→ **Provided data**

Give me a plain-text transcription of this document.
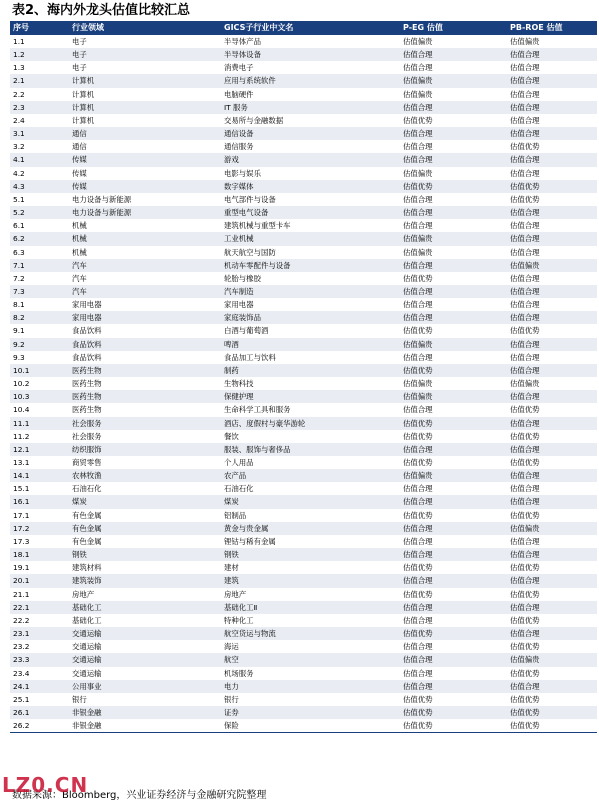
表2、海内外龙头估值比较汇总
序号	行业领域	GICS子行业中文名	P-EG 估值	PB-ROE 估值
1.1	电子	半导体产品	估值偏贵	估值偏贵
1.2	电子	半导体设备	估值合理	估值合理
1.3	电子	消费电子	估值合理	估值合理
2.1	计算机	应用与系统软件	估值偏贵	估值合理
2.2	计算机	电脑硬件	估值偏贵	估值合理
2.3	计算机	IT 服务	估值合理	估值合理
2.4	计算机	交易所与金融数据	估值优势	估值合理
3.1	通信	通信设备	估值合理	估值合理
3.2	通信	通信服务	估值合理	估值优势
4.1	传媒	游戏	估值合理	估值合理
4.2	传媒	电影与娱乐	估值偏贵	估值合理
4.3	传媒	数字媒体	估值优势	估值优势
5.1	电力设备与新能源	电气部件与设备	估值合理	估值优势
5.2	电力设备与新能源	重型电气设备	估值合理	估值合理
6.1	机械	建筑机械与重型卡车	估值合理	估值合理
6.2	机械	工业机械	估值偏贵	估值合理
6.3	机械	航天航空与国防	估值偏贵	估值合理
7.1	汽车	机动车零配件与设备	估值合理	估值偏贵
7.2	汽车	轮胎与橡胶	估值优势	估值合理
7.3	汽车	汽车制造	估值合理	估值合理
8.1	家用电器	家用电器	估值合理	估值合理
8.2	家用电器	家庭装饰品	估值合理	估值合理
9.1	食品饮料	白酒与葡萄酒	估值优势	估值优势
9.2	食品饮料	啤酒	估值偏贵	估值合理
9.3	食品饮料	食品加工与饮料	估值合理	估值合理
10.1	医药生物	制药	估值优势	估值合理
10.2	医药生物	生物科技	估值偏贵	估值偏贵
10.3	医药生物	保健护理	估值偏贵	估值合理
10.4	医药生物	生命科学工具和服务	估值合理	估值优势
11.1	社会服务	酒店、度假村与豪华游轮	估值优势	估值合理
11.2	社会服务	餐饮	估值优势	估值优势
12.1	纺织服饰	服装、服饰与奢侈品	估值合理	估值合理
13.1	商贸零售	个人用品	估值优势	估值优势
14.1	农林牧渔	农产品	估值偏贵	估值合理
15.1	石油石化	石油石化	估值合理	估值合理
16.1	煤炭	煤炭	估值合理	估值合理
17.1	有色金属	铝制品	估值优势	估值优势
17.2	有色金属	黄金与贵金属	估值合理	估值偏贵
17.3	有色金属	锂钴与稀有金属	估值合理	估值合理
18.1	钢铁	钢铁	估值合理	估值合理
19.1	建筑材料	建材	估值优势	估值优势
20.1	建筑装饰	建筑	估值合理	估值合理
21.1	房地产	房地产	估值优势	估值优势
22.1	基础化工	基础化工Ⅱ	估值合理	估值合理
22.2	基础化工	特种化工	估值合理	估值优势
23.1	交通运输	航空货运与物流	估值优势	估值合理
23.2	交通运输	海运	估值合理	估值优势
23.3	交通运输	航空	估值合理	估值偏贵
23.4	交通运输	机场服务	估值合理	估值优势
24.1	公用事业	电力	估值合理	估值合理
25.1	银行	银行	估值优势	估值优势
26.1	非银金融	证券	估值优势	估值优势
26.2	非银金融	保险	估值优势	估值优势
数据来源：Bloomberg，兴业证券经济与金融研究院整理
LZ0.CN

→ **Stated goal**
Using the material above, state how many lines include the string "基础化工". Answer with a single number.

→ **Correct answer**
2